*** Extract ***

I'm sure too low is the answer. Really, anything not in the hundreds is too low, and even then, he would only just be reaching a significant sample size, except for drives that have a high failure rate (Segate 7200.12 now, IBM 75GXP of ages past). I've had three Samsungs fail, one in a RAID, one still within the RMA period. They must be terrible drives.

I have had really bad luck with newer (.11 and .12) Seagates, by way of infant mortality, and a nice firmware bug, so am avoiding them (by Newegg reviews, I'm far from alone). Otherwise, it's hard to tell, until enough people have enough experience, at which point the drive series will have been replaced. IMO, the best policy is a backup drive, of a different drive series than the drive it is copying from.

If using the NAS as a file server, with no meaningful amount of random R/W, faster drives could help, but there isn't a good way to know how much, unless someone benchmarks the difference. Given the RAID 5 performance in that link, it looks like the NAS is able to do a good job of prefetching and buffering, for sequential transfers. In that case, there would probably not be a difference. But, when you start dealing with smaller files (with RAID 5, even single-digit MB might be small enough), the difference might start becoming apparent.

IMO, if you can afford a $700+ NAS, you might as well spend a little extra and be sure you won't have drives that slow you down. That said, if you want to try slower-spinning drives, Samsung's seem to perform the best in random loads, of those slower drives.
 
The DS1511+ is supposed to be even faster using link aggregation. 190MB/s read, 160MB/s write.

The Hitachi drives are supposed to be fast, and hot and loud.

Zebo, how are the F4 drives doing? I'm waiting for my DS411+ to arrive. I bought 2x 2TB F4s. I'm hoping there aren't any issues and they don't need to be patched. Unfortunately the compatibility list for 2TB drives is short and most seem to have issues or are loud/hot or expensive.
 
I use GB ethernet/wireless. Router is Cisco e2000. Snynology 411j Seems extremely slow compared to regular HDD in a system but overall very happy - just want more speed and one more drive won't hurt either.

***

- [Things to do]:
1. Answer these questions about the NAS discussion:
(a) How many Samsung drives does one writer say have failed?
(b) What read and write speeds are given for the DS1511+?
(c) What router does the last poster use?
2. Output every line of the listing below as a numbered list, omitting any blank lines.

*** Supplied information ***

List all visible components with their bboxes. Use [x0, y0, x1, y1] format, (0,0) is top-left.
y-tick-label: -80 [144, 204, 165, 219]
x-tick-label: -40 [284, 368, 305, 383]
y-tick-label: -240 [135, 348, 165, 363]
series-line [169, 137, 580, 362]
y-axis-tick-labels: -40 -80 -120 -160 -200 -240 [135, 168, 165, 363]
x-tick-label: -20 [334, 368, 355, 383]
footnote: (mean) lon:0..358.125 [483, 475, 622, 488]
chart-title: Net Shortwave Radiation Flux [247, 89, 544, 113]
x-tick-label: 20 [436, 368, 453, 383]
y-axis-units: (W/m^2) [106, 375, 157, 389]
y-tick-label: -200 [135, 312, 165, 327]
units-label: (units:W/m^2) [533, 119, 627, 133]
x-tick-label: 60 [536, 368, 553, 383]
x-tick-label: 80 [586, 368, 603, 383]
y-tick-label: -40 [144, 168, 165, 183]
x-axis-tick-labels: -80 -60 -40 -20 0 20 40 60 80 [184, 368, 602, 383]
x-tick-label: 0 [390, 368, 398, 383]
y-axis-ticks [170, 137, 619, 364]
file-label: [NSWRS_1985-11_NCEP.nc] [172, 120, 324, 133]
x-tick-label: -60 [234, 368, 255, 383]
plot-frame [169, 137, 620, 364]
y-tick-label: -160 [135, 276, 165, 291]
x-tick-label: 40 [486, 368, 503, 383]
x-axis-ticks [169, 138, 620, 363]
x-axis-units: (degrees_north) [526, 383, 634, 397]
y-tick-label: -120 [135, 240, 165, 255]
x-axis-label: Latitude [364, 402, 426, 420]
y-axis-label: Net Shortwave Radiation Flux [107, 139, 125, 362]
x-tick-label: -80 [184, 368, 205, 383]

***

- [Results of the exercise]:
1.
(a) Three
(b) 190MB/s read, 160MB/s write
(c) Cisco e2000

2.
1. List all visible components with their bboxes. Use [x0, y0, x1, y1] format, (0,0) is top-left.
2. y-tick-label: -80 [144, 204, 165, 219]
3. x-tick-label: -40 [284, 368, 305, 383]
4. y-tick-label: -240 [135, 348, 165, 363]
5. series-line [169, 137, 580, 362]
6. y-axis-tick-labels: -40 -80 -120 -160 -200 -240 [135, 168, 165, 363]
7. x-tick-label: -20 [334, 368, 355, 383]
8. footnote: (mean) lon:0..358.125 [483, 475, 622, 488]
9. chart-title: Net Shortwave Radiation Flux [247, 89, 544, 113]
10. x-tick-label: 20 [436, 368, 453, 383]
11. y-axis-units: (W/m^2) [106, 375, 157, 389]
12. y-tick-label: -200 [135, 312, 165, 327]
13. units-label: (units:W/m^2) [533, 119, 627, 133]
14. x-tick-label: 60 [536, 368, 553, 383]
15. x-tick-label: 80 [586, 368, 603, 383]
16. y-tick-label: -40 [144, 168, 165, 183]
17. x-axis-tick-labels: -80 -60 -40 -20 0 20 40 60 80 [184, 368, 602, 383]
18. x-tick-label: 0 [390, 368, 398, 383]
19. y-axis-ticks [170, 137, 619, 364]
20. file-label: [NSWRS_1985-11_NCEP.nc] [172, 120, 324, 133]
21. x-tick-label: -60 [234, 368, 255, 383]
22. plot-frame [169, 137, 620, 364]
23. y-tick-label: -160 [135, 276, 165, 291]
24. x-tick-label: 40 [486, 368, 503, 383]
25. x-axis-ticks [169, 138, 620, 363]
26. x-axis-units: (degrees_north) [526, 383, 634, 397]
27. y-tick-label: -120 [135, 240, 165, 255]
28. x-axis-label: Latitude [364, 402, 426, 420]
29. y-axis-label: Net Shortwave Radiation Flux [107, 139, 125, 362]
30. x-tick-label: -80 [184, 368, 205, 383]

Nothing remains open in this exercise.